SEITE
--- --- ---

In Sachsen bestanden im Jahr 2017 über 60 Neonazi-Objekte. Das geht aus den Antworten des Innenministeriums auf Kleine Anfragen des Landtagsabgeordneten Valentin Lippmann (GRÜNE) sowie aus weiteren Recherchen hervor.
Laut Landesamt für Verfassungsschutz verfügte die neonazistische Szene in Sachsen im Jahr 2017 über 23 Objekte (Drs. 6/10837). Zehn davon befanden sich im Besitz von Neonazis, 13 waren gemietet oder gepachtet. Auf Nachfrage benannte der ehemalige Innenminister weitere elf Objekte und okkupierte öffentliche Flächen, die für den Verfassungsschutz von >>besonderer Relevanz<< waren (Drs. 6/11263). Hinzu kommen sieben Versandhandel, zwei davon mit Ladengeschäft (Drs. 6/11318). Aus Recherchen liegen weitere Erkenntnisse über eine zweitstellige Zahl weiterer Treffobjekte vor.

--- --- ---

AUFGABE
Schreiben Sie den Text über die Neonazi-Objekte in Sachsen vollständig und unverändert ab.

--- --- ---

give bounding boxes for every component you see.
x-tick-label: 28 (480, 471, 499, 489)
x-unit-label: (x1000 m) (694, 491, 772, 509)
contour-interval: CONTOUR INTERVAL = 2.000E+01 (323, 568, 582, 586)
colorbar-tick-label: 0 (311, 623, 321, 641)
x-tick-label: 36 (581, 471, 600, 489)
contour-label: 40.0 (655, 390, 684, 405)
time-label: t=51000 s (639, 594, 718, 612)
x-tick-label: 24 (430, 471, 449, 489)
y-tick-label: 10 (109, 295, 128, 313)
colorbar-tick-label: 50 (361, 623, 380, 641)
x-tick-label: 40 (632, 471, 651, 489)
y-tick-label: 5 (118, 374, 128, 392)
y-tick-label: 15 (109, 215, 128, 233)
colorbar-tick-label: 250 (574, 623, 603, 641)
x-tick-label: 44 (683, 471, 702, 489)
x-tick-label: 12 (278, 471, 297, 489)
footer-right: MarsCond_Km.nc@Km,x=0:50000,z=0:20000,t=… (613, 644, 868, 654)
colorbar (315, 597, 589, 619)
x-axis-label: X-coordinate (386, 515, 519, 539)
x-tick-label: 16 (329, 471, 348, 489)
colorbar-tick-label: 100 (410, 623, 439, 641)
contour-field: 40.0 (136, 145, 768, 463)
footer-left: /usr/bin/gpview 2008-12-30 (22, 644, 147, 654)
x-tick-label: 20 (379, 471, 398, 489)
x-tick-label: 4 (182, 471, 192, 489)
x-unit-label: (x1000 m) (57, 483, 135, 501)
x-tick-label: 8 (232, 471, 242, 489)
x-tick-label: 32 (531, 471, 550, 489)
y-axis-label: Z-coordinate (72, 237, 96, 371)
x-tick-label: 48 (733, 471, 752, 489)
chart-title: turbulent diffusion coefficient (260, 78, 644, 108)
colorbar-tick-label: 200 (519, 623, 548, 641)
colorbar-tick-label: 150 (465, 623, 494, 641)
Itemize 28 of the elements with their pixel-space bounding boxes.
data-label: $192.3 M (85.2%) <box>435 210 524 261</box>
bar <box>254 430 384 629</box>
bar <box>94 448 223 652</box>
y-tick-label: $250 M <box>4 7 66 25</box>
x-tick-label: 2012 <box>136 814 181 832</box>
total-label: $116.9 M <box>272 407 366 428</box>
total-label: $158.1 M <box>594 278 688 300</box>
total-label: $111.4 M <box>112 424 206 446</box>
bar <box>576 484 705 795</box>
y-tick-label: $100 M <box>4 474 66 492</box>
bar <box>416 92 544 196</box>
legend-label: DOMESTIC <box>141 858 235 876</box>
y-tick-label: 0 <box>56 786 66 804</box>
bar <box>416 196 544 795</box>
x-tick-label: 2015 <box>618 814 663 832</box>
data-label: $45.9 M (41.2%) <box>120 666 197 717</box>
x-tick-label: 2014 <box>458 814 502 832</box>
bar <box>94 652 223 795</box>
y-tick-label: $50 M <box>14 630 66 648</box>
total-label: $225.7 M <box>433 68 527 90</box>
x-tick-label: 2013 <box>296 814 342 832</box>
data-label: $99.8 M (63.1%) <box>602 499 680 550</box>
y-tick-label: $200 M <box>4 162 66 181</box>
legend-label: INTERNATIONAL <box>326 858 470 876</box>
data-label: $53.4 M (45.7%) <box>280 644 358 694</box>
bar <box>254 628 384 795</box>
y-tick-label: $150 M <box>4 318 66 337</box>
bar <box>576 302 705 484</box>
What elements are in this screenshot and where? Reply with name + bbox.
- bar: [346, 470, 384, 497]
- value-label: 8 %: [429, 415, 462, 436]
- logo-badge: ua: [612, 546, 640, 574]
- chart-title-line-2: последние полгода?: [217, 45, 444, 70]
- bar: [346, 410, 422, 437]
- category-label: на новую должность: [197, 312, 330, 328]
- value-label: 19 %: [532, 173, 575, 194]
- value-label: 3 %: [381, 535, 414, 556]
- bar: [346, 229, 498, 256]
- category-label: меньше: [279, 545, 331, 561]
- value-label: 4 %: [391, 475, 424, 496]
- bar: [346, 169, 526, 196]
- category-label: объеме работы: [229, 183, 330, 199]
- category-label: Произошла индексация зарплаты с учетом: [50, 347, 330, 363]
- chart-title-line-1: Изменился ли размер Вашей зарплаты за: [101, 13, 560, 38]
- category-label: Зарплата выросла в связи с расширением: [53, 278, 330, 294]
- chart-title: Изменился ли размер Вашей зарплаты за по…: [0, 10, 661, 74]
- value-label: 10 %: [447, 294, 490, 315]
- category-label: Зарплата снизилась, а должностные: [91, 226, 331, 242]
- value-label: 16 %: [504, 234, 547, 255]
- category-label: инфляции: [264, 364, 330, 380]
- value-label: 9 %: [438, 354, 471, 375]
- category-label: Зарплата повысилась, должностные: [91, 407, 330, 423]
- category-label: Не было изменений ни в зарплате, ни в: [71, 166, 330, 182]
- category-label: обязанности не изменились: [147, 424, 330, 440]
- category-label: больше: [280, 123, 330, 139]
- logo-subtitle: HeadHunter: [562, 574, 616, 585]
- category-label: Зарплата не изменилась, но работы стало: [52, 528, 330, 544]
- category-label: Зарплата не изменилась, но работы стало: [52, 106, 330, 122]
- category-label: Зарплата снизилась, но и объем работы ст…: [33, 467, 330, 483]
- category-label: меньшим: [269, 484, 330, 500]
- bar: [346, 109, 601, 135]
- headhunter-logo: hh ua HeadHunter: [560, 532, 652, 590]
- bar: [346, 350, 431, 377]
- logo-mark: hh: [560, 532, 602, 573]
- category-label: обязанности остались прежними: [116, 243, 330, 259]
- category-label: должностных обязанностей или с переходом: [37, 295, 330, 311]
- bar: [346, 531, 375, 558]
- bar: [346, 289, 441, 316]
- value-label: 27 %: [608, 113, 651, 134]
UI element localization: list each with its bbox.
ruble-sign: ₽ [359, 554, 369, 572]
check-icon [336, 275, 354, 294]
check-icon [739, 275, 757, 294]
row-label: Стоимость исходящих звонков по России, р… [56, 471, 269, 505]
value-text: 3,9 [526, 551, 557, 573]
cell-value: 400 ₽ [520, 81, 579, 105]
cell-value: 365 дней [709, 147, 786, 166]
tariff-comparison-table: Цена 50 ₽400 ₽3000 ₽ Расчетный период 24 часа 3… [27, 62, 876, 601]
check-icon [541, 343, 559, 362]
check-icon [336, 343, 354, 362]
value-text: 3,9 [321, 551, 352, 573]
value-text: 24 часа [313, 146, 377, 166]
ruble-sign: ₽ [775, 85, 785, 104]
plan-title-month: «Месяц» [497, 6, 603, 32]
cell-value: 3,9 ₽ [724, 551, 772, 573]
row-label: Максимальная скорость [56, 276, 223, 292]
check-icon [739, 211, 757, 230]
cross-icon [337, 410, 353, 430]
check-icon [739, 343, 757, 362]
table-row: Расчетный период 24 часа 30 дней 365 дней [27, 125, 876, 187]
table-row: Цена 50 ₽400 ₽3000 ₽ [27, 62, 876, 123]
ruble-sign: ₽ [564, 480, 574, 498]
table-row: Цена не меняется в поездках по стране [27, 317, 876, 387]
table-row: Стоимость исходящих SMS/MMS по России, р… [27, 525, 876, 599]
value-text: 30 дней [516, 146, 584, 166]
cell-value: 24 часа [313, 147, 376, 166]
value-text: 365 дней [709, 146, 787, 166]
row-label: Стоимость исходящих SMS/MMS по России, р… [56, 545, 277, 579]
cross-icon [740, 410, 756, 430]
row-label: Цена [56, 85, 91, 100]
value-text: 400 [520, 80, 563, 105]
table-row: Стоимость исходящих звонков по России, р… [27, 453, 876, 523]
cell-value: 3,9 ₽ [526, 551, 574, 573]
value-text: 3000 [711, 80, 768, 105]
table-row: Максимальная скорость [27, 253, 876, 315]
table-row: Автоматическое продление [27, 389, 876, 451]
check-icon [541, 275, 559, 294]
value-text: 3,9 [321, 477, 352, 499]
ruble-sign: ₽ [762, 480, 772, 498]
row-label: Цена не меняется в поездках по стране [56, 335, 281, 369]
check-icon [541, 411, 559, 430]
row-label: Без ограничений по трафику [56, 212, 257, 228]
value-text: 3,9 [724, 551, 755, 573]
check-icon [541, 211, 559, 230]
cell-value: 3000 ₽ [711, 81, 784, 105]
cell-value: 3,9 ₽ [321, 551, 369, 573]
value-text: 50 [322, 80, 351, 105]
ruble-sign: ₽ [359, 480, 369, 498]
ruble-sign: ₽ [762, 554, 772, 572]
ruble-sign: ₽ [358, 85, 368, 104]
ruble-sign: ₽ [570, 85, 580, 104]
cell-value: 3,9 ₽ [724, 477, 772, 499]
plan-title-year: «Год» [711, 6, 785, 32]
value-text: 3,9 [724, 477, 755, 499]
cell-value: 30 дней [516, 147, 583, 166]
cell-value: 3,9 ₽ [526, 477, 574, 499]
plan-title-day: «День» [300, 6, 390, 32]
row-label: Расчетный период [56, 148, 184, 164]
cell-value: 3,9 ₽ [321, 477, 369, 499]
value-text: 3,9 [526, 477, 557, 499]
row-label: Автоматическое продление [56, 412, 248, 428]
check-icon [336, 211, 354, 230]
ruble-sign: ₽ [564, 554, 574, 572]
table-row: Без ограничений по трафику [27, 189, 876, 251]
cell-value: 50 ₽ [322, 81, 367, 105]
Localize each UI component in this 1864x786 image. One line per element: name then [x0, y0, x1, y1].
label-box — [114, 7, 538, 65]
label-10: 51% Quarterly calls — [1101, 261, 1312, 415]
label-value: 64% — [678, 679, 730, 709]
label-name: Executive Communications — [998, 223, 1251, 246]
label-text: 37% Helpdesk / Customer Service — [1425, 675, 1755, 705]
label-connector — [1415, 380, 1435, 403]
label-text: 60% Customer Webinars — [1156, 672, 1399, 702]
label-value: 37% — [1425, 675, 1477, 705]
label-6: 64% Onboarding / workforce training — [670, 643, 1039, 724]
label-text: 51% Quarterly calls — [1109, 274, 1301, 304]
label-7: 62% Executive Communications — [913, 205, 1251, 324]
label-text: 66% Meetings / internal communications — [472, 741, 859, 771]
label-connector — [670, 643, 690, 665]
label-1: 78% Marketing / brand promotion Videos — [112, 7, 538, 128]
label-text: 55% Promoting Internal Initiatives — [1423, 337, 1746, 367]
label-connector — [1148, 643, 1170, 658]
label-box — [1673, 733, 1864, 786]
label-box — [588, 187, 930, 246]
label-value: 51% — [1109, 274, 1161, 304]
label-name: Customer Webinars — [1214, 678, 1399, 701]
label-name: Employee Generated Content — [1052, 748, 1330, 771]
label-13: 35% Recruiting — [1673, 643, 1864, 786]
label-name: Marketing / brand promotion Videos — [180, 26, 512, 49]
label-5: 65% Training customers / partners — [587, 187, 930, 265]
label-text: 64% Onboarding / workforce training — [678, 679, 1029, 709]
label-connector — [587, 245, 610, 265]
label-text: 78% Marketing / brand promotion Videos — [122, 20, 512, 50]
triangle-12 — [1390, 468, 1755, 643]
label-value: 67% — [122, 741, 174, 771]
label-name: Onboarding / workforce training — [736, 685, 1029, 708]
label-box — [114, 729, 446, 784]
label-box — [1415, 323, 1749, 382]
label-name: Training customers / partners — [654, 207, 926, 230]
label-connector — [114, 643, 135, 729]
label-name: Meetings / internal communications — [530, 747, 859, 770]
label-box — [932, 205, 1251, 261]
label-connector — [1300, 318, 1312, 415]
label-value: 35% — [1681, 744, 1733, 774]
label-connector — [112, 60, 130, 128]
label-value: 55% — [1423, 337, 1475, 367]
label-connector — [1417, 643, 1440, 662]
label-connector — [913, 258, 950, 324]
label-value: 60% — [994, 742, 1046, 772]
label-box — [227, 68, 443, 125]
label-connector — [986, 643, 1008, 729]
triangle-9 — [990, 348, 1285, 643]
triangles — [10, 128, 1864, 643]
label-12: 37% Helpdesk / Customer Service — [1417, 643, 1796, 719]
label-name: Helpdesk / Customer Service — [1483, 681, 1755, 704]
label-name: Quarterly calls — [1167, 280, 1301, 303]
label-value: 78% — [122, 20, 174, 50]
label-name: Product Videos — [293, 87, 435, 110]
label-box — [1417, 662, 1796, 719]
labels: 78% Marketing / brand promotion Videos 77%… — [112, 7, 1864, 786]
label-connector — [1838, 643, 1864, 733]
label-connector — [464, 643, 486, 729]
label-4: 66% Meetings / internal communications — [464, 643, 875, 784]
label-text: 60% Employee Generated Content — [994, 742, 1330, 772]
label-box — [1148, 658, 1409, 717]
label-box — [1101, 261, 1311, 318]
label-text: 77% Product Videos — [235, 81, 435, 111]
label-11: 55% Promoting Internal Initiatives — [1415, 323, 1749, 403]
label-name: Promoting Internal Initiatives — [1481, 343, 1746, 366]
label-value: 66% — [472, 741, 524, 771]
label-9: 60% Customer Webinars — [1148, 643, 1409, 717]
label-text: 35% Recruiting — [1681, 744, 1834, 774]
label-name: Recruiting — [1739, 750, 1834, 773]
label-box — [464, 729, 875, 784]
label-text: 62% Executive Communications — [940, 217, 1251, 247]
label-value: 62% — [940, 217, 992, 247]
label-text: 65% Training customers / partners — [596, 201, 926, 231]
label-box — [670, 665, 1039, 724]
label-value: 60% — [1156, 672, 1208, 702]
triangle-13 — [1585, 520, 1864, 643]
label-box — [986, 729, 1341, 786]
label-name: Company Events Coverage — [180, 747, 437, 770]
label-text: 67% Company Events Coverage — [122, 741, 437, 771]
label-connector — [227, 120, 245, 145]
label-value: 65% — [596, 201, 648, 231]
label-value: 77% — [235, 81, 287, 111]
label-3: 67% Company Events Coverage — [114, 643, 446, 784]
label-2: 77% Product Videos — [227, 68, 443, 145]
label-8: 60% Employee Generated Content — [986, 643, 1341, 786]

--- --- ---

LÖSUNG
In Sachsen bestanden im Jahr 2017 über 60 Neonazi-Objekte. Das geht aus den Antworten des Innenministeriums auf Kleine Anfragen des Landtagsabgeordneten Valentin Lippmann (GRÜNE) sowie aus weiteren Recherchen hervor.
Laut Landesamt für Verfassungsschutz verfügte die neonazistische Szene in Sachsen im Jahr 2017 über 23 Objekte (Drs. 6/10837). Zehn davon befanden sich im Besitz von Neonazis, 13 waren gemietet oder gepachtet. Auf Nachfrage benannte der ehemalige Innenminister weitere elf Objekte und okkupierte öffentliche Flächen, die für den Verfassungsschutz von >>besonderer Relevanz<< waren (Drs. 6/11263). Hinzu kommen sieben Versandhandel, zwei davon mit Ladengeschäft (Drs. 6/11318). Aus Recherchen liegen weitere Erkenntnisse über eine zweitstellige Zahl weiterer Treffobjekte vor.